STATED GOAL 1 » Using the Azure scaling post, explain why having too many resources and having too few are both problems.
STATED GOAL 2 » In the Azure scaling post, what abstraction is named as a resource for Azure Cosmos DB?
STATED GOAL 3 » Please write the next part of the Azure scaling post, picking up after its last sentence.

TEXT BLOCK »

« Back to home

Azure Scaling

Posted on


Scaling Up/Out

We’ll define scaling up/down and scaling out/in, cover some ways Azure can improve scaling capabilities, and look at how serverless and container technologies can improve your architecure’s ability to scale.

Scaling. What is it?

Scaling is the process of managing your resources to help your application meet a set of performance standards.

When there is too many resources serving users, the resources will not be used efficiently and money will be wasted. In contrast, when they are too few available resources, the performance of the application could be impacted. The goal is to meet set performance requirements while optimizing for cost.

“Resources” refers to anything we need to manage to run our applications. Memory and CPU for virtual machines are the most obvious resources, but some Azure services might require you to consider bandwidth or abstractions, like Azure Cosmos DB Request Units.

In the real world, the demands of applications change over time, so the right amount of resources you’ll need can be harder to predict.

DATA RECORDS »
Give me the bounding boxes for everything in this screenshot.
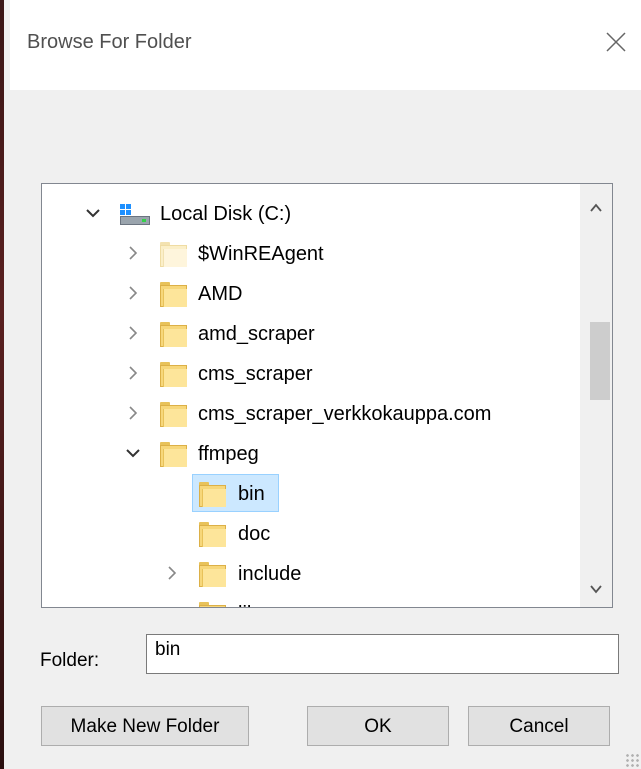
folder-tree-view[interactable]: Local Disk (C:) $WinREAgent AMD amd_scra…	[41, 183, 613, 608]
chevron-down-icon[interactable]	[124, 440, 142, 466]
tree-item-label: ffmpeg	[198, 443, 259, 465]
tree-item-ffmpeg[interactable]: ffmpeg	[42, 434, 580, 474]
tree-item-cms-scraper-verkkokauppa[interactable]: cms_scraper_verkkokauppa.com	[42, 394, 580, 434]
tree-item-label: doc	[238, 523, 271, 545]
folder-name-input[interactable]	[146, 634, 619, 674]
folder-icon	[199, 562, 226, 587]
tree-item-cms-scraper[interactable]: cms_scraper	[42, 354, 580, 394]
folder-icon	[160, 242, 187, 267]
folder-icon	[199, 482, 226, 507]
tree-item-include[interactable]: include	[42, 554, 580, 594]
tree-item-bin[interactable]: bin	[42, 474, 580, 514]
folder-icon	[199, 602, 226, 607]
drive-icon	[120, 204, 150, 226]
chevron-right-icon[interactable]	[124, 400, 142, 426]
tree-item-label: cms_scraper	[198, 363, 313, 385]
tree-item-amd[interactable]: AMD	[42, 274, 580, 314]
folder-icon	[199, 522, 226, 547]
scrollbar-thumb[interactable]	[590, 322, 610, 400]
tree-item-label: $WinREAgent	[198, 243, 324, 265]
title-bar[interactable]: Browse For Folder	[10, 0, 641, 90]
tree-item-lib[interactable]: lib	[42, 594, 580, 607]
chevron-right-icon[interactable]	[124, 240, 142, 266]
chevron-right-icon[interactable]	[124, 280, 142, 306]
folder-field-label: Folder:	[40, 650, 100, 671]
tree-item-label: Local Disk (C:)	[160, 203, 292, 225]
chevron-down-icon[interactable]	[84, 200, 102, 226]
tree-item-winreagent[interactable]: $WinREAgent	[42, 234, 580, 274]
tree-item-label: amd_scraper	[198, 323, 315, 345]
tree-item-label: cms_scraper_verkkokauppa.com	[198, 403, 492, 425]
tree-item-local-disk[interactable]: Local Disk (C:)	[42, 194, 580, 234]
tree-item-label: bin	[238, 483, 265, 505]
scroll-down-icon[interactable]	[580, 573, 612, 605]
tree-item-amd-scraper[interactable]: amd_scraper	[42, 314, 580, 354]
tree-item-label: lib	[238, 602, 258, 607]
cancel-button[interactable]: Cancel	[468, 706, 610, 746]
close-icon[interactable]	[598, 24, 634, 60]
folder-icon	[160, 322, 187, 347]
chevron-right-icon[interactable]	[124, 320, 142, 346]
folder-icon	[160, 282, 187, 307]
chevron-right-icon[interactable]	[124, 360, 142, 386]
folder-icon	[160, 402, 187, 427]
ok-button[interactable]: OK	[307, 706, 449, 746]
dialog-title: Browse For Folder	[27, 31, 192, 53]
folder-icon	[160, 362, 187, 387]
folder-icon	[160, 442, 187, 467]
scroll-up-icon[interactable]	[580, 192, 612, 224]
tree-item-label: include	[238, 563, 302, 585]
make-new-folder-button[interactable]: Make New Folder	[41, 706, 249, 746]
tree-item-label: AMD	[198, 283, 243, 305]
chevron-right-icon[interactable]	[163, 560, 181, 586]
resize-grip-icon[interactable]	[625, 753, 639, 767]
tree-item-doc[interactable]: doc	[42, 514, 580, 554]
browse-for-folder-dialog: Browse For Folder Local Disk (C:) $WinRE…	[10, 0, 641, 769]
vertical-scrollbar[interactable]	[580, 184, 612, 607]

RESULT 1 » Too many resources means they aren't used efficiently and money is wasted. Too few can hurt the application's performance. The aim is to meet set performance requirements while optimizing for cost.

RESULT 2 » Azure Cosmos DB Request Units.

RESULT 3 »
Ideally, you will want to provision the right amount of resources to meet the demand and adjust as demand changes.

Easy scaling is a key benefit of cloud computing. Most Azure resources let you easily add or remove resources as demand changes, and many services have automated options so they monitor demand and adjust for you. In other words, autoscaling, lets you set thresholds for the minimum and maximum level of instances that should be available, and will add or remove instances based upon a performance metric (i.e. CPU utilization).

Scaling up, or scaling down?

Scaling up: process of increasing the capicity of a given instance.

For example, vCPU 1 and RAM 3.5GB to vCPU 2 and RAM 7GB; in order to provide more processing capacity.

Scaling down: process where we lower the capacity of a given instance, which reduces capacity and cost.

What scaling up or down means in the context of Azure resources:
* For Azure virtual machines, you scale based upon a virtual machine size. That size has a certain amount of vCPUs, RAM, and local storage associated to it.
- For example, we could scale up from Standard_D2s_v3 (2 vCPU and 8GB RAM) to a Standard_4s_v3 (4 vCPU and 16 GB RAM).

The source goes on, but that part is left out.